■ EXERCISE PROMPT:
Each record is to be transcribed exactly.

■ Saved data entries:

• • •

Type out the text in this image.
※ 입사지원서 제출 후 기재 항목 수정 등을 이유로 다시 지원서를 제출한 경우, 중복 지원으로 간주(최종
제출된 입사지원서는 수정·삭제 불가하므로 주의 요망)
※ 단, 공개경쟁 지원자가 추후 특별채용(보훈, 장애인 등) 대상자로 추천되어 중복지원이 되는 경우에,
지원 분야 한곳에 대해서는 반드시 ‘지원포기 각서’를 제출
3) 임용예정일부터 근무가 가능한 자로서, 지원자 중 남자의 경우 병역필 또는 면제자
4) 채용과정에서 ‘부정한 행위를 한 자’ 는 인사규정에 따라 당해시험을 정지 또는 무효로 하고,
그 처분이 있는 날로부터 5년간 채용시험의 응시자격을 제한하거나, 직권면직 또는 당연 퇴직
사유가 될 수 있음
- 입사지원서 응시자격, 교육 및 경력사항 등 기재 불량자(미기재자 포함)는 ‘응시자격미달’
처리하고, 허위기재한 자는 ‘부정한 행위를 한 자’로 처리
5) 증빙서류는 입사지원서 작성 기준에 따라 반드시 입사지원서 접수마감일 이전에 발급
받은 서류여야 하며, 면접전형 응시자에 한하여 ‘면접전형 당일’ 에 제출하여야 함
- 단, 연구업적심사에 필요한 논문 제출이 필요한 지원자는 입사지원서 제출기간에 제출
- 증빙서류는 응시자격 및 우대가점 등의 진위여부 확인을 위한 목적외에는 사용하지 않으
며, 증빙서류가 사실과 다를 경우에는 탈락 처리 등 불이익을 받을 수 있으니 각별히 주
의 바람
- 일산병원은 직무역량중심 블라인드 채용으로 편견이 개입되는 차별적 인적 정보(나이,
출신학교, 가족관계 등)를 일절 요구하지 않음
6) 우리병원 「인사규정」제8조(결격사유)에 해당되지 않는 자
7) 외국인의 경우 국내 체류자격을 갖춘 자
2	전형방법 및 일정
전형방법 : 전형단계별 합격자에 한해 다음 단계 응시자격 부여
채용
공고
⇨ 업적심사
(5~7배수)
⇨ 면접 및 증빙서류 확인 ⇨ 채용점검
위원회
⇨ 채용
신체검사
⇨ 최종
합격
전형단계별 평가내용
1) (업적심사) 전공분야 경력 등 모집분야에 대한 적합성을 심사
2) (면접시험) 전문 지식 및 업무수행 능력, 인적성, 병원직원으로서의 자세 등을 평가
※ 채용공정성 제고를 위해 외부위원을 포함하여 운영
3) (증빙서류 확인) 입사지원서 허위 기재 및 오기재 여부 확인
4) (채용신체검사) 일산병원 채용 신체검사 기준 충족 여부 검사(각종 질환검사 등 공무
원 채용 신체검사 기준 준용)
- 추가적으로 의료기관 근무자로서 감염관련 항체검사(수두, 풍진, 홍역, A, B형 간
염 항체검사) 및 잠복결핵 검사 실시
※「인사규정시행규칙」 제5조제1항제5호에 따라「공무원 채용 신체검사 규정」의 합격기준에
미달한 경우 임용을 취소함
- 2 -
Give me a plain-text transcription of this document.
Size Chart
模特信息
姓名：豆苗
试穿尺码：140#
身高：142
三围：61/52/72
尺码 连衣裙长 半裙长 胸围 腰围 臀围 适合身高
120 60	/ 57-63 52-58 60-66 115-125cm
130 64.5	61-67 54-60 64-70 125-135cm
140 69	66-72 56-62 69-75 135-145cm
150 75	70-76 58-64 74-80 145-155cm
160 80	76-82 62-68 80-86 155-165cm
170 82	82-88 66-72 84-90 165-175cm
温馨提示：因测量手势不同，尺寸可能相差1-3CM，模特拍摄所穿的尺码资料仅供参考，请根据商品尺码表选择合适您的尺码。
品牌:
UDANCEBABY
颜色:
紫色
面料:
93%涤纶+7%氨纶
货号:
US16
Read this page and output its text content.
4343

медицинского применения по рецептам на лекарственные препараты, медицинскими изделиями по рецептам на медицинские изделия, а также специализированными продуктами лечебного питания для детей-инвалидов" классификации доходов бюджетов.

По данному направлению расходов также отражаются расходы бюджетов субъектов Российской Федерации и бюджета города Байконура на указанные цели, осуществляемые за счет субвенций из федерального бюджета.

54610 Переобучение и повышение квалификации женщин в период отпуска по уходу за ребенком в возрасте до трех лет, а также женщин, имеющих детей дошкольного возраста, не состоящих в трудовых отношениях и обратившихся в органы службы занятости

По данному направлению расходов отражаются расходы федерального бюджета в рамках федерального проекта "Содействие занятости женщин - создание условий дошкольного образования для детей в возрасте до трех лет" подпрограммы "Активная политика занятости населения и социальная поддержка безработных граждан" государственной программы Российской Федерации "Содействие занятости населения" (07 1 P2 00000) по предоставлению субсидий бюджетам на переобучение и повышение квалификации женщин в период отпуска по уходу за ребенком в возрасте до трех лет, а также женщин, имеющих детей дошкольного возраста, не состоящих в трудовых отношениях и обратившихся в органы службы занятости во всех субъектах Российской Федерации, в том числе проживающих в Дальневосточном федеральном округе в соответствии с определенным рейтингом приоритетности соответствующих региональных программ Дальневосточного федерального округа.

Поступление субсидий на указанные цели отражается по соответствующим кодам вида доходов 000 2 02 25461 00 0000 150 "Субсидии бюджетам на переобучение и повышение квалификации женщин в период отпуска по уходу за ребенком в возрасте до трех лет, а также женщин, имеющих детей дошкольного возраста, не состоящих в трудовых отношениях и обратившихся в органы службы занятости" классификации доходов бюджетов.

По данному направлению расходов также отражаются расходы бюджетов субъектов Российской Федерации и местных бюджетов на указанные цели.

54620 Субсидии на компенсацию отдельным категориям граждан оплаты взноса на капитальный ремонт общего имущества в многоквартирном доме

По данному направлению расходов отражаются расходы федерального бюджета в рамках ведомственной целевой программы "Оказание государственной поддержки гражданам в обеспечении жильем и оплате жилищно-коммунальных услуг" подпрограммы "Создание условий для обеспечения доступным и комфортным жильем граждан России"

• • •

■ TASK SOLUTION:
Type out the text in this image.
※ 입사지원서 제출 후 기재 항목 수정 등을 이유로 다시 지원서를 제출한 경우, 중복 지원으로 간주(최종
제출된 입사지원서는 수정·삭제 불가하므로 주의 요망)
※ 단, 공개경쟁 지원자가 추후 특별채용(보훈, 장애인 등) 대상자로 추천되어 중복지원이 되는 경우에,
지원 분야 한곳에 대해서는 반드시 ‘지원포기 각서’를 제출
3) 임용예정일부터 근무가 가능한 자로서, 지원자 중 남자의 경우 병역필 또는 면제자
4) 채용과정에서 ‘부정한 행위를 한 자’ 는 인사규정에 따라 당해시험을 정지 또는 무효로 하고,
그 처분이 있는 날로부터 5년간 채용시험의 응시자격을 제한하거나, 직권면직 또는 당연 퇴직
사유가 될 수 있음
- 입사지원서 응시자격, 교육 및 경력사항 등 기재 불량자(미기재자 포함)는 ‘응시자격미달’
처리하고, 허위기재한 자는 ‘부정한 행위를 한 자’로 처리
5) 증빙서류는 입사지원서 작성 기준에 따라 반드시 입사지원서 접수마감일 이전에 발급
받은 서류여야 하며, 면접전형 응시자에 한하여 ‘면접전형 당일’ 에 제출하여야 함
- 단, 연구업적심사에 필요한 논문 제출이 필요한 지원자는 입사지원서 제출기간에 제출
- 증빙서류는 응시자격 및 우대가점 등의 진위여부 확인을 위한 목적외에는 사용하지 않으
며, 증빙서류가 사실과 다를 경우에는 탈락 처리 등 불이익을 받을 수 있으니 각별히 주
의 바람
- 일산병원은 직무역량중심 블라인드 채용으로 편견이 개입되는 차별적 인적 정보(나이,
출신학교, 가족관계 등)를 일절 요구하지 않음
6) 우리병원 「인사규정」제8조(결격사유)에 해당되지 않는 자
7) 외국인의 경우 국내 체류자격을 갖춘 자
2	전형방법 및 일정
전형방법 : 전형단계별 합격자에 한해 다음 단계 응시자격 부여
채용
공고
⇨ 업적심사
(5~7배수)
⇨ 면접 및 증빙서류 확인 ⇨ 채용점검
위원회
⇨ 채용
신체검사
⇨ 최종
합격
전형단계별 평가내용
1) (업적심사) 전공분야 경력 등 모집분야에 대한 적합성을 심사
2) (면접시험) 전문 지식 및 업무수행 능력, 인적성, 병원직원으로서의 자세 등을 평가
※ 채용공정성 제고를 위해 외부위원을 포함하여 운영
3) (증빙서류 확인) 입사지원서 허위 기재 및 오기재 여부 확인
4) (채용신체검사) 일산병원 채용 신체검사 기준 충족 여부 검사(각종 질환검사 등 공무
원 채용 신체검사 기준 준용)
- 추가적으로 의료기관 근무자로서 감염관련 항체검사(수두, 풍진, 홍역, A, B형 간
염 항체검사) 및 잠복결핵 검사 실시
※「인사규정시행규칙」 제5조제1항제5호에 따라「공무원 채용 신체검사 규정」의 합격기준에
미달한 경우 임용을 취소함
- 2 -
Give me a plain-text transcription of this document.
Size Chart
模特信息
姓名：豆苗
试穿尺码：140#
身高：142
三围：61/52/72
尺码 连衣裙长 半裙长 胸围 腰围 臀围 适合身高
120 60	/ 57-63 52-58 60-66 115-125cm
130 64.5	61-67 54-60 64-70 125-135cm
140 69	66-72 56-62 69-75 135-145cm
150 75	70-76 58-64 74-80 145-155cm
160 80	76-82 62-68 80-86 155-165cm
170 82	82-88 66-72 84-90 165-175cm
温馨提示：因测量手势不同，尺寸可能相差1-3CM，模特拍摄所穿的尺码资料仅供参考，请根据商品尺码表选择合适您的尺码。
品牌:
UDANCEBABY
颜色:
紫色
面料:
93%涤纶+7%氨纶
货号:
US16
Read this page and output its text content.
4343

медицинского применения по рецептам на лекарственные препараты, медицинскими изделиями по рецептам на медицинские изделия, а также специализированными продуктами лечебного питания для детей-инвалидов" классификации доходов бюджетов.

По данному направлению расходов также отражаются расходы бюджетов субъектов Российской Федерации и бюджета города Байконура на указанные цели, осуществляемые за счет субвенций из федерального бюджета.

54610 Переобучение и повышение квалификации женщин в период отпуска по уходу за ребенком в возрасте до трех лет, а также женщин, имеющих детей дошкольного возраста, не состоящих в трудовых отношениях и обратившихся в органы службы занятости

По данному направлению расходов отражаются расходы федерального бюджета в рамках федерального проекта "Содействие занятости женщин - создание условий дошкольного образования для детей в возрасте до трех лет" подпрограммы "Активная политика занятости населения и социальная поддержка безработных граждан" государственной программы Российской Федерации "Содействие занятости населения" (07 1 P2 00000) по предоставлению субсидий бюджетам на переобучение и повышение квалификации женщин в период отпуска по уходу за ребенком в возрасте до трех лет, а также женщин, имеющих детей дошкольного возраста, не состоящих в трудовых отношениях и обратившихся в органы службы занятости во всех субъектах Российской Федерации, в том числе проживающих в Дальневосточном федеральном округе в соответствии с определенным рейтингом приоритетности соответствующих региональных программ Дальневосточного федерального округа.

Поступление субсидий на указанные цели отражается по соответствующим кодам вида доходов 000 2 02 25461 00 0000 150 "Субсидии бюджетам на переобучение и повышение квалификации женщин в период отпуска по уходу за ребенком в возрасте до трех лет, а также женщин, имеющих детей дошкольного возраста, не состоящих в трудовых отношениях и обратившихся в органы службы занятости" классификации доходов бюджетов.

По данному направлению расходов также отражаются расходы бюджетов субъектов Российской Федерации и местных бюджетов на указанные цели.

54620 Субсидии на компенсацию отдельным категориям граждан оплаты взноса на капитальный ремонт общего имущества в многоквартирном доме

По данному направлению расходов отражаются расходы федерального бюджета в рамках ведомственной целевой программы "Оказание государственной поддержки гражданам в обеспечении жильем и оплате жилищно-коммунальных услуг" подпрограммы "Создание условий для обеспечения доступным и комфортным жильем граждан России"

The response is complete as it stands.